- The problem
Copy every record below, exactly as written.

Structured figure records
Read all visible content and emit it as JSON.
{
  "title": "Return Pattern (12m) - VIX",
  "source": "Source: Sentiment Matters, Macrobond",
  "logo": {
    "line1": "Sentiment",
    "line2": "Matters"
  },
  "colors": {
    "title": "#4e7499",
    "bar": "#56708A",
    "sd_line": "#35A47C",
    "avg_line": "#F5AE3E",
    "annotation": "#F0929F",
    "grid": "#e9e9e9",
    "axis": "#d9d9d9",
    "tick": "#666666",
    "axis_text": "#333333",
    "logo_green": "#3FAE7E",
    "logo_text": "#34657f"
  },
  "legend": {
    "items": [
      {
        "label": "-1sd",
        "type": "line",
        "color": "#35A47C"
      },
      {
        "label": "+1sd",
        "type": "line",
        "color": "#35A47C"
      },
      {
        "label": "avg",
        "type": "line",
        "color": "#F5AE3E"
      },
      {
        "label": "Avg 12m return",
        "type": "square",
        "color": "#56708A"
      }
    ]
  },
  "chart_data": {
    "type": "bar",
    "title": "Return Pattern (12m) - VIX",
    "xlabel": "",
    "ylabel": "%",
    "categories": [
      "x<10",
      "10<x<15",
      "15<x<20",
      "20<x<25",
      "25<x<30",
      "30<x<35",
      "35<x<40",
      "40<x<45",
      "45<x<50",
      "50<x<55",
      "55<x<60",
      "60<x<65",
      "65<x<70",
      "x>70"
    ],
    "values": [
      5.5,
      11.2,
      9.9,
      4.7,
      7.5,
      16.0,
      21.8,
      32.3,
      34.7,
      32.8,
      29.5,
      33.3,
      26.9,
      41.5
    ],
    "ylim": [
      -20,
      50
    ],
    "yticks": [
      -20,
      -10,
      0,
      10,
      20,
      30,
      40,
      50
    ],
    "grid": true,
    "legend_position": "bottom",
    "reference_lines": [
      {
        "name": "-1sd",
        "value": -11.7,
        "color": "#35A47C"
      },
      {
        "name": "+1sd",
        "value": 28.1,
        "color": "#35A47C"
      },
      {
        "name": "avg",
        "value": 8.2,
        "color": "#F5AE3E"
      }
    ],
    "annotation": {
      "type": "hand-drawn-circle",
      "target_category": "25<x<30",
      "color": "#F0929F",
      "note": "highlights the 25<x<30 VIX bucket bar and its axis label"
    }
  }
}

- Solution to the problem
Read all visible content and emit it as JSON.
{
  "title": "Return Pattern (12m) - VIX",
  "source": "Source: Sentiment Matters, Macrobond",
  "logo": {
    "line1": "Sentiment",
    "line2": "Matters"
  },
  "colors": {
    "title": "#4e7499",
    "bar": "#56708A",
    "sd_line": "#35A47C",
    "avg_line": "#F5AE3E",
    "annotation": "#F0929F",
    "grid": "#e9e9e9",
    "axis": "#d9d9d9",
    "tick": "#666666",
    "axis_text": "#333333",
    "logo_green": "#3FAE7E",
    "logo_text": "#34657f"
  },
  "legend": {
    "items": [
      {
        "label": "-1sd",
        "type": "line",
        "color": "#35A47C"
      },
      {
        "label": "+1sd",
        "type": "line",
        "color": "#35A47C"
      },
      {
        "label": "avg",
        "type": "line",
        "color": "#F5AE3E"
      },
      {
        "label": "Avg 12m return",
        "type": "square",
        "color": "#56708A"
      }
    ]
  },
  "chart_data": {
    "type": "bar",
    "title": "Return Pattern (12m) - VIX",
    "xlabel": "",
    "ylabel": "%",
    "categories": [
      "x<10",
      "10<x<15",
      "15<x<20",
      "20<x<25",
      "25<x<30",
      "30<x<35",
      "35<x<40",
      "40<x<45",
      "45<x<50",
      "50<x<55",
      "55<x<60",
      "60<x<65",
      "65<x<70",
      "x>70"
    ],
    "values": [
      5.5,
      11.2,
      9.9,
      4.7,
      7.5,
      16.0,
      21.8,
      32.3,
      34.7,
      32.8,
      29.5,
      33.3,
      26.9,
      41.5
    ],
    "ylim": [
      -20,
      50
    ],
    "yticks": [
      -20,
      -10,
      0,
      10,
      20,
      30,
      40,
      50
    ],
    "grid": true,
    "legend_position": "bottom",
    "reference_lines": [
      {
        "name": "-1sd",
        "value": -11.7,
        "color": "#35A47C"
      },
      {
        "name": "+1sd",
        "value": 28.1,
        "color": "#35A47C"
      },
      {
        "name": "avg",
        "value": 8.2,
        "color": "#F5AE3E"
      }
    ],
    "annotation": {
      "type": "hand-drawn-circle",
      "target_category": "25<x<30",
      "color": "#F0929F",
      "note": "highlights the 25<x<30 VIX bucket bar and its axis label"
    }
  }
}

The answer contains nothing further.